LISTED RECORDS:
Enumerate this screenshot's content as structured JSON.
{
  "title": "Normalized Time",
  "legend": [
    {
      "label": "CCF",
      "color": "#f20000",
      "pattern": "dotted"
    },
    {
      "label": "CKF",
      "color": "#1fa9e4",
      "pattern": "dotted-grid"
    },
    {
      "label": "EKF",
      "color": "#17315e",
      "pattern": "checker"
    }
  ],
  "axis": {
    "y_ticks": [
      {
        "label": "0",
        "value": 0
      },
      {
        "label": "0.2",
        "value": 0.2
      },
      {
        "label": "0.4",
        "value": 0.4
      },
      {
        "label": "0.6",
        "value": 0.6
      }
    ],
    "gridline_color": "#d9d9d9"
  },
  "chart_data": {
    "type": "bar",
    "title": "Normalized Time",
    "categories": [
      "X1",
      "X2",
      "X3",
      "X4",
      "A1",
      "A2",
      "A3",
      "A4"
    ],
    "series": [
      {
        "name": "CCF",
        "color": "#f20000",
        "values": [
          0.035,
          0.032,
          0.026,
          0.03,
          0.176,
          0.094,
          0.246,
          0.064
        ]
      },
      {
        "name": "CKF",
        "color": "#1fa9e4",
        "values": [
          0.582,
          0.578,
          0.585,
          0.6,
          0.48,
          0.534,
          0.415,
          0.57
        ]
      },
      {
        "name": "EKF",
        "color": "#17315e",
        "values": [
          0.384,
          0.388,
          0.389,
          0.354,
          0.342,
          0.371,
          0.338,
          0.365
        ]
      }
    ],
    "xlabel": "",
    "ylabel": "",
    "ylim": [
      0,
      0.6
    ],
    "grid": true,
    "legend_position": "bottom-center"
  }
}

AIM: Repeat the whole listing exactly, keeping every line intact.

SOLUTION FOR THIS EXERCISE:
Enumerate this screenshot's content as structured JSON.
{
  "title": "Normalized Time",
  "legend": [
    {
      "label": "CCF",
      "color": "#f20000",
      "pattern": "dotted"
    },
    {
      "label": "CKF",
      "color": "#1fa9e4",
      "pattern": "dotted-grid"
    },
    {
      "label": "EKF",
      "color": "#17315e",
      "pattern": "checker"
    }
  ],
  "axis": {
    "y_ticks": [
      {
        "label": "0",
        "value": 0
      },
      {
        "label": "0.2",
        "value": 0.2
      },
      {
        "label": "0.4",
        "value": 0.4
      },
      {
        "label": "0.6",
        "value": 0.6
      }
    ],
    "gridline_color": "#d9d9d9"
  },
  "chart_data": {
    "type": "bar",
    "title": "Normalized Time",
    "categories": [
      "X1",
      "X2",
      "X3",
      "X4",
      "A1",
      "A2",
      "A3",
      "A4"
    ],
    "series": [
      {
        "name": "CCF",
        "color": "#f20000",
        "values": [
          0.035,
          0.032,
          0.026,
          0.03,
          0.176,
          0.094,
          0.246,
          0.064
        ]
      },
      {
        "name": "CKF",
        "color": "#1fa9e4",
        "values": [
          0.582,
          0.578,
          0.585,
          0.6,
          0.48,
          0.534,
          0.415,
          0.57
        ]
      },
      {
        "name": "EKF",
        "color": "#17315e",
        "values": [
          0.384,
          0.388,
          0.389,
          0.354,
          0.342,
          0.371,
          0.338,
          0.365
        ]
      }
    ],
    "xlabel": "",
    "ylabel": "",
    "ylim": [
      0,
      0.6
    ],
    "grid": true,
    "legend_position": "bottom-center"
  }
}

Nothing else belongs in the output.